__Aim__: Across the entries, how many lines have the string "JSON" in them? Reply with only a number.

......

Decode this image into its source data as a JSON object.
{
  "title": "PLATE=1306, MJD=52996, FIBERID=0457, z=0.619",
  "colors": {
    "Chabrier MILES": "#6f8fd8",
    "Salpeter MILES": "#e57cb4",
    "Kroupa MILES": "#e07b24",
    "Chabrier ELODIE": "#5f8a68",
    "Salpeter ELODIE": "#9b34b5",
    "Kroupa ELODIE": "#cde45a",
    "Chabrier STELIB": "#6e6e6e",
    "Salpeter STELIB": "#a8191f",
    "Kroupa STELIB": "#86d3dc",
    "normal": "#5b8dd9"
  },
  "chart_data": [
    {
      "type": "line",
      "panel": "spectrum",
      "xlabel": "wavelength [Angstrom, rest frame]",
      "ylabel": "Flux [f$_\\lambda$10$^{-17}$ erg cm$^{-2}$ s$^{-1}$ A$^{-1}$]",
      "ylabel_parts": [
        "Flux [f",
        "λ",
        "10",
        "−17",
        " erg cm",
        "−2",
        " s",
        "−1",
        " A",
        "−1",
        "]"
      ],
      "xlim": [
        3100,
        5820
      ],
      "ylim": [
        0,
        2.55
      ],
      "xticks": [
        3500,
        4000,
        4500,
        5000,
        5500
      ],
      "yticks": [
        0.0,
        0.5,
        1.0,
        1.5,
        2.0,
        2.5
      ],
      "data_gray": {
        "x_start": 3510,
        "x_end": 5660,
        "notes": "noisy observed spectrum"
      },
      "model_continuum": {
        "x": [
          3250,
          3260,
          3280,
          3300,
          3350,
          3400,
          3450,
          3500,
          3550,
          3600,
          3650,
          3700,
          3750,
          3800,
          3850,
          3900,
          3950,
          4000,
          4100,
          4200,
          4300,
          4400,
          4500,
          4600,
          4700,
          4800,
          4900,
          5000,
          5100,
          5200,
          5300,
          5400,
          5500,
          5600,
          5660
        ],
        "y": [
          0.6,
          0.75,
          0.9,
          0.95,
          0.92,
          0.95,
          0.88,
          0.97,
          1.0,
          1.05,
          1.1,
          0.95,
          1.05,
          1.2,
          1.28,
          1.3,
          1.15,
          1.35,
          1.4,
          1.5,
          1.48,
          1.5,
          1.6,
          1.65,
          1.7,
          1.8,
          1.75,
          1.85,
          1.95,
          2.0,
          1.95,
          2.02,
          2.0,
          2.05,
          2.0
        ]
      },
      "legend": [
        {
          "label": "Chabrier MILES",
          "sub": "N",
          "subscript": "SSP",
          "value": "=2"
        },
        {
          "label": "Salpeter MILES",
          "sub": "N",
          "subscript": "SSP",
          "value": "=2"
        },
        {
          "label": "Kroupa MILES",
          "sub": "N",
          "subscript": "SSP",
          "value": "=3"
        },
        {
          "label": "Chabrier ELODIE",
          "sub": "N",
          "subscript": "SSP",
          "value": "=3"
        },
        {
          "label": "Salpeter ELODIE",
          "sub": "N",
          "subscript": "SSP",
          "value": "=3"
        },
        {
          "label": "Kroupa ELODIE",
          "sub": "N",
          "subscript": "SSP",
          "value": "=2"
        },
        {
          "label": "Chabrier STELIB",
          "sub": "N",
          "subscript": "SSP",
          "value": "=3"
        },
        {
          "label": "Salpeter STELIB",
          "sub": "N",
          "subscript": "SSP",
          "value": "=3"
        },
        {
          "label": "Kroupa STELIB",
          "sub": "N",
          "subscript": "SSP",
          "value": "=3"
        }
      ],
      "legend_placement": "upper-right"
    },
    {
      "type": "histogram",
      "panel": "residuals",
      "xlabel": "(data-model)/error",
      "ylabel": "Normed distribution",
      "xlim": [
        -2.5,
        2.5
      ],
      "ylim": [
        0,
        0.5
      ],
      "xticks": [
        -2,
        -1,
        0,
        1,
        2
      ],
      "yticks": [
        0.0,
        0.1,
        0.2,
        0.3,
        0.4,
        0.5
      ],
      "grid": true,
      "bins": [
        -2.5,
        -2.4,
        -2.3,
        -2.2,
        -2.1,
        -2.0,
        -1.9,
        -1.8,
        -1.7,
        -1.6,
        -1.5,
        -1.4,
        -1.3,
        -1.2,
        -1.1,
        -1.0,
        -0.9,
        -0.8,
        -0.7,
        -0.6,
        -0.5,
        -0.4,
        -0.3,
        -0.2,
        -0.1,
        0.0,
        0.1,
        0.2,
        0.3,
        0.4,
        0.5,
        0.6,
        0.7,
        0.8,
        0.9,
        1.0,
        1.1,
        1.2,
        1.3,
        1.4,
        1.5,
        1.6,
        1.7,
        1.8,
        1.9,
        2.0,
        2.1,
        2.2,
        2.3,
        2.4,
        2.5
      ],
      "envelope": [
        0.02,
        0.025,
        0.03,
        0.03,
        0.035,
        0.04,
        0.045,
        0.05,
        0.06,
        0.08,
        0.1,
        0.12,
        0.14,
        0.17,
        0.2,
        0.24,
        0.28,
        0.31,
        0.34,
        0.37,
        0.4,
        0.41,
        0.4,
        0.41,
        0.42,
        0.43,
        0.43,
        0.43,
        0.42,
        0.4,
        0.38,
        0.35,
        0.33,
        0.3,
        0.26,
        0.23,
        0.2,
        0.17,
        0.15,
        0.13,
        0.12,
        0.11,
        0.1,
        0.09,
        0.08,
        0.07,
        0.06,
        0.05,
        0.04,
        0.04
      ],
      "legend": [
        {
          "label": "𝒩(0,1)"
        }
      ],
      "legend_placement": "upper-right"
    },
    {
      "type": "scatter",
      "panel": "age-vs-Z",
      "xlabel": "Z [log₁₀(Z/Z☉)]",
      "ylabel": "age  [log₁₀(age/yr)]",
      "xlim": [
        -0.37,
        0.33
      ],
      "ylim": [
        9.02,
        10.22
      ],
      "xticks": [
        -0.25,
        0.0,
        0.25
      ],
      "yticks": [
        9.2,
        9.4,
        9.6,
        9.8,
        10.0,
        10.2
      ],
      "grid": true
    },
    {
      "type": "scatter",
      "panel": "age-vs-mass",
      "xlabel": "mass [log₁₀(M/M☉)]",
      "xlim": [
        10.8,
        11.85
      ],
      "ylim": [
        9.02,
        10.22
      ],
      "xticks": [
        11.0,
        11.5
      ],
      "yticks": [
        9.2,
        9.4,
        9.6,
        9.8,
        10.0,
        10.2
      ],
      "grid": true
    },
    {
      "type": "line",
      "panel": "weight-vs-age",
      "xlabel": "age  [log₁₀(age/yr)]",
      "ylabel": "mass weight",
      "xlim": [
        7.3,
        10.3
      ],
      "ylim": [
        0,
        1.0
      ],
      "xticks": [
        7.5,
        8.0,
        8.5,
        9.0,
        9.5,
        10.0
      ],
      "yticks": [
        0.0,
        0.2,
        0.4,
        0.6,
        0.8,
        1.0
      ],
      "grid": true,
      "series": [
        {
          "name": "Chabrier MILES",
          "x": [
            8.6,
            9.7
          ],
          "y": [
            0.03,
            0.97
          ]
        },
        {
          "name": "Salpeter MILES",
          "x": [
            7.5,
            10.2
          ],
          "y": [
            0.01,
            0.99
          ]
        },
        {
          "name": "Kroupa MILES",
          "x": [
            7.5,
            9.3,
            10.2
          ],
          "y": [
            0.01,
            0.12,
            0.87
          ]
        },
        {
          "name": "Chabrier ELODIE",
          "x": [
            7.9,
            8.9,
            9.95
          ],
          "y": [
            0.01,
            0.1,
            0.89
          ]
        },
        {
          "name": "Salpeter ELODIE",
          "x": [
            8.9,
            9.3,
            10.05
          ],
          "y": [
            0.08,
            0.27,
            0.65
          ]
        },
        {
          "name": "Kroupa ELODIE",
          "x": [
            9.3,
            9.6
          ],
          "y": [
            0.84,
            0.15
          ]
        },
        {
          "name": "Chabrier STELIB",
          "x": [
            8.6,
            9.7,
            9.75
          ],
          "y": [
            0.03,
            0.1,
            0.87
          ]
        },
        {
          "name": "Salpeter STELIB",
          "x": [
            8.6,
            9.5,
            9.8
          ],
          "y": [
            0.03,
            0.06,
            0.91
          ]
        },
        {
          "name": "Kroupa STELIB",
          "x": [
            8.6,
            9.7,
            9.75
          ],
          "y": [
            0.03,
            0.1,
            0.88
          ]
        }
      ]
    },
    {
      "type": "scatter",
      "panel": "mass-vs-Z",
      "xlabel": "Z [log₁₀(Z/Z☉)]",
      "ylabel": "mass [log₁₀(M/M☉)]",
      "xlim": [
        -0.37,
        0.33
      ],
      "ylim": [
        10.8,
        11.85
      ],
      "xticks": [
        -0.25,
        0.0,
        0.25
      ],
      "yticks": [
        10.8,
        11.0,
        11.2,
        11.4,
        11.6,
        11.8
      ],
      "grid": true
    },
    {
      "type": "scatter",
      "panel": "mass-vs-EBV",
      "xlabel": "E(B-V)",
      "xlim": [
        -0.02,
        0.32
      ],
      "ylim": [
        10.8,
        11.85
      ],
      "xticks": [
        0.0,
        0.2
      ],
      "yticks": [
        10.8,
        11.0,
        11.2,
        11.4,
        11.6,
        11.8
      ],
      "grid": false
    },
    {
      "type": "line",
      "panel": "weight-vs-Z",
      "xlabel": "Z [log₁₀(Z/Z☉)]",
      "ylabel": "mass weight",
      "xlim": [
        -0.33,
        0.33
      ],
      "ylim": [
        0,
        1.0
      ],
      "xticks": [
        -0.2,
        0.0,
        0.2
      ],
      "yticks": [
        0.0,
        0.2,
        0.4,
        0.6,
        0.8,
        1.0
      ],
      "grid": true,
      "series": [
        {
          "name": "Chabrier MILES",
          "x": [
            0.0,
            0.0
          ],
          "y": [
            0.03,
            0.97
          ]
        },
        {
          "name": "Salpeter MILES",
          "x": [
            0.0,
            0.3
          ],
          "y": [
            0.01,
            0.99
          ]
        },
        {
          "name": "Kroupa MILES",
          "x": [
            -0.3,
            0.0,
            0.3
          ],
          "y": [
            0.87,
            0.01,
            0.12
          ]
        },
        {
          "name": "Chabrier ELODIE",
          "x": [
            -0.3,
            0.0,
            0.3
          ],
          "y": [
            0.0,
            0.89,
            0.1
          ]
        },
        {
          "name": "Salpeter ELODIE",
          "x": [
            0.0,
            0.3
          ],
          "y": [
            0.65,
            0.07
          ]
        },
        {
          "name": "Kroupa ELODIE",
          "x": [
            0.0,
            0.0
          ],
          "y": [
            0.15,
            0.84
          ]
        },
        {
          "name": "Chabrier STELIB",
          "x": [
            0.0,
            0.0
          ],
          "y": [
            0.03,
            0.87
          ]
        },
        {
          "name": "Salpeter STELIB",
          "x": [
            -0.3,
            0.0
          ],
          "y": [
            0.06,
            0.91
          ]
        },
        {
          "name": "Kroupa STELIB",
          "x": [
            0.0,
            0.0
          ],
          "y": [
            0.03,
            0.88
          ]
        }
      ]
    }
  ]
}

......

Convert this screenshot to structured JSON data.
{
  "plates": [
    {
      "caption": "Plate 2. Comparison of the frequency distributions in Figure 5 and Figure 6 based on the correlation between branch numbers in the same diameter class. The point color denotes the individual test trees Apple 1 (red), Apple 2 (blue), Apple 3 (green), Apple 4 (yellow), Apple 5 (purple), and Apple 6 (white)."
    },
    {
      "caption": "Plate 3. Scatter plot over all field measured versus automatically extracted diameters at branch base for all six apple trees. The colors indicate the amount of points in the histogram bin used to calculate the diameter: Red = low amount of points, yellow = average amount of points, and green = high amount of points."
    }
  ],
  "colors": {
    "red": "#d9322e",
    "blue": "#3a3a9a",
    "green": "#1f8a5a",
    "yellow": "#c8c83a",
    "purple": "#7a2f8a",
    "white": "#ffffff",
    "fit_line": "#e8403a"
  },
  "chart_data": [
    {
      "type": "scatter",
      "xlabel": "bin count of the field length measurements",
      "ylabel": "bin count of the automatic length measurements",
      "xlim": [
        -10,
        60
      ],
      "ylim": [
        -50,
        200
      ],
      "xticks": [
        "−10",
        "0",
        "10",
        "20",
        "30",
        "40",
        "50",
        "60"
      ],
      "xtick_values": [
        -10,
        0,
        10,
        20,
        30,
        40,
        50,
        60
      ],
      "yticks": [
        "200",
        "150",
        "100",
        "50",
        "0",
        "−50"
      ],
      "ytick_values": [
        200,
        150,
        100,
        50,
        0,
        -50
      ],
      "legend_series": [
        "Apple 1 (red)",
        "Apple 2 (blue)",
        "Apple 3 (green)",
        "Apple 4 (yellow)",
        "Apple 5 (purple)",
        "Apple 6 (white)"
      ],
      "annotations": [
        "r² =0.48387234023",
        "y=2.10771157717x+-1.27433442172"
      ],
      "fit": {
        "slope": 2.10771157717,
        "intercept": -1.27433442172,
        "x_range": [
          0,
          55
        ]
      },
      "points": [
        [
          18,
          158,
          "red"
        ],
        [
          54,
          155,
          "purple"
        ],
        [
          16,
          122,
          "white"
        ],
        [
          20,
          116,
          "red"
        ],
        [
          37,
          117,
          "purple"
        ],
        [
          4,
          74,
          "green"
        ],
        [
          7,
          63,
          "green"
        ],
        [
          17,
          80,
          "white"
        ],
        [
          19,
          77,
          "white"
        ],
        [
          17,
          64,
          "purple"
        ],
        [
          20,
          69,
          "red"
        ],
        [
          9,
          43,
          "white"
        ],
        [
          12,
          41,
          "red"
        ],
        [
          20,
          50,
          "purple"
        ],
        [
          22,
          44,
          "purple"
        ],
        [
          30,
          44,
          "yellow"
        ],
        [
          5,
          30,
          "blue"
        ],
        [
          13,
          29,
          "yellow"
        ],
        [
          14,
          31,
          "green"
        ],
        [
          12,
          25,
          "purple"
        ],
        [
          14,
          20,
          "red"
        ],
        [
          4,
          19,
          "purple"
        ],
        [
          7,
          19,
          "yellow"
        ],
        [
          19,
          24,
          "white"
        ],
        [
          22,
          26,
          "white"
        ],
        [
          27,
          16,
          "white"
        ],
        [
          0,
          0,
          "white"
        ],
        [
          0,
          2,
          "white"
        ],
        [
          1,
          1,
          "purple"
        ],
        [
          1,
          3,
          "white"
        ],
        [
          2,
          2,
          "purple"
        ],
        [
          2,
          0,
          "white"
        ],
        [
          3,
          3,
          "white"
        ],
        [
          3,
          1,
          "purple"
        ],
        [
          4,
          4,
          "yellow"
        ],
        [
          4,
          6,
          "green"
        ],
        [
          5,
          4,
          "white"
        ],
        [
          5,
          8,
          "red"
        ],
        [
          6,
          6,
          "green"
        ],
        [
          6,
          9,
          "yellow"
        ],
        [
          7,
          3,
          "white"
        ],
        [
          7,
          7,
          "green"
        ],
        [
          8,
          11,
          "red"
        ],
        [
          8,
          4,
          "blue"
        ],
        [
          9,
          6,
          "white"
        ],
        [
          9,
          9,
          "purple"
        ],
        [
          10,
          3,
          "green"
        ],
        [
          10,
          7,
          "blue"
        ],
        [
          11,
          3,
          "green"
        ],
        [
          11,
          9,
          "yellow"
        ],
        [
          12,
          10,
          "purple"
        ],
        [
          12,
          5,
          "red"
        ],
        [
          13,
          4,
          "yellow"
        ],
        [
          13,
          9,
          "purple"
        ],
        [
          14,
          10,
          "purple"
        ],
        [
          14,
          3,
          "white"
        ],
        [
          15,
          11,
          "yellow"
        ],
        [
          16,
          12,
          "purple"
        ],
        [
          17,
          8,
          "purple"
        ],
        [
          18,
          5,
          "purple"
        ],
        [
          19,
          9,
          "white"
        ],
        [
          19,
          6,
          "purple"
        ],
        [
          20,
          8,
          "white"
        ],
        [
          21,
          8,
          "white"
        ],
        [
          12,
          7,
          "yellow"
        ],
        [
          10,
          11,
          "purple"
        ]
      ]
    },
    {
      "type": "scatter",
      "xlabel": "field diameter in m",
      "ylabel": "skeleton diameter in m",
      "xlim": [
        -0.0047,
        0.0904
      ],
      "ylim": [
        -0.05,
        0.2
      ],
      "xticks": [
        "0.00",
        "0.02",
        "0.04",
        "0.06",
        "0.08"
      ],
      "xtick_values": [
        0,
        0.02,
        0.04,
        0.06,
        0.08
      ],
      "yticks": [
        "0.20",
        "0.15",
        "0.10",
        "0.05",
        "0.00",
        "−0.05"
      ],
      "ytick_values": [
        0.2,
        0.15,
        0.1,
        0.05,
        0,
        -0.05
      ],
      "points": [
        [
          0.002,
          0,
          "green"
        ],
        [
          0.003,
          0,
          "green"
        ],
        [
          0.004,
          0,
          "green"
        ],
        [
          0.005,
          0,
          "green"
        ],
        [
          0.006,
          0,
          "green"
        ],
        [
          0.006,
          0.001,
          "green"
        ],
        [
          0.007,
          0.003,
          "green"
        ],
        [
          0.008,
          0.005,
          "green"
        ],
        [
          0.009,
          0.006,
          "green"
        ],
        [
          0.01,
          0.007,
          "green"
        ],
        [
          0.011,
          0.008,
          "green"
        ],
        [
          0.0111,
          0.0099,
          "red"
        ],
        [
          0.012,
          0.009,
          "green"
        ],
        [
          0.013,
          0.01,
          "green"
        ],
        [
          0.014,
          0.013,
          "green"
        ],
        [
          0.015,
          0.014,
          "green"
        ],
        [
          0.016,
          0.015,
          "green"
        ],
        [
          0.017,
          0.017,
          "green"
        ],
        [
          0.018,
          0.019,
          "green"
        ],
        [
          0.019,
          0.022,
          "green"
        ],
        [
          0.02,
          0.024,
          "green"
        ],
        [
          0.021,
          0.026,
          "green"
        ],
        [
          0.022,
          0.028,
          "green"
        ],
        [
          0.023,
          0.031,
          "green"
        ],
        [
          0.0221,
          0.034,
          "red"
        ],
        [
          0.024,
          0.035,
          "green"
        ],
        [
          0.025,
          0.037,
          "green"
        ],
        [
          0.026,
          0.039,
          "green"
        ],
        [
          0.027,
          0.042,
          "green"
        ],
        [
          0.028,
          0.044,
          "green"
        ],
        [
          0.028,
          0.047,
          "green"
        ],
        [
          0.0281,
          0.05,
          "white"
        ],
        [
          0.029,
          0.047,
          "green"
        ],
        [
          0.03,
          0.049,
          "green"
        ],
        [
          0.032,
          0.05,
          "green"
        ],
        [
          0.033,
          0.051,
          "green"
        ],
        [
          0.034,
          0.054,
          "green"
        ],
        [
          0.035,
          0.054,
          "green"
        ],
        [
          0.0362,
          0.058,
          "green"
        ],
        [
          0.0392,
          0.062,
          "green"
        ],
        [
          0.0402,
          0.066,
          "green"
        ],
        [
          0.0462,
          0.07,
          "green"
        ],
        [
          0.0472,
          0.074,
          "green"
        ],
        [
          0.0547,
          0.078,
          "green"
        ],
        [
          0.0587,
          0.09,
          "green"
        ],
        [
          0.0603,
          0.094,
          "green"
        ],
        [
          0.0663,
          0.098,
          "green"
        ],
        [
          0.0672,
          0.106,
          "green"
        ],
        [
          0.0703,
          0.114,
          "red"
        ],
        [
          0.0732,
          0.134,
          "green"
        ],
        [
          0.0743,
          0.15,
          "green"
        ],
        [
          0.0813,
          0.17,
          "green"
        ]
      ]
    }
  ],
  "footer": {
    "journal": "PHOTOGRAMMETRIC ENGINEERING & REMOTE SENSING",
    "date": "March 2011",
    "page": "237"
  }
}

......

__Solution__: 2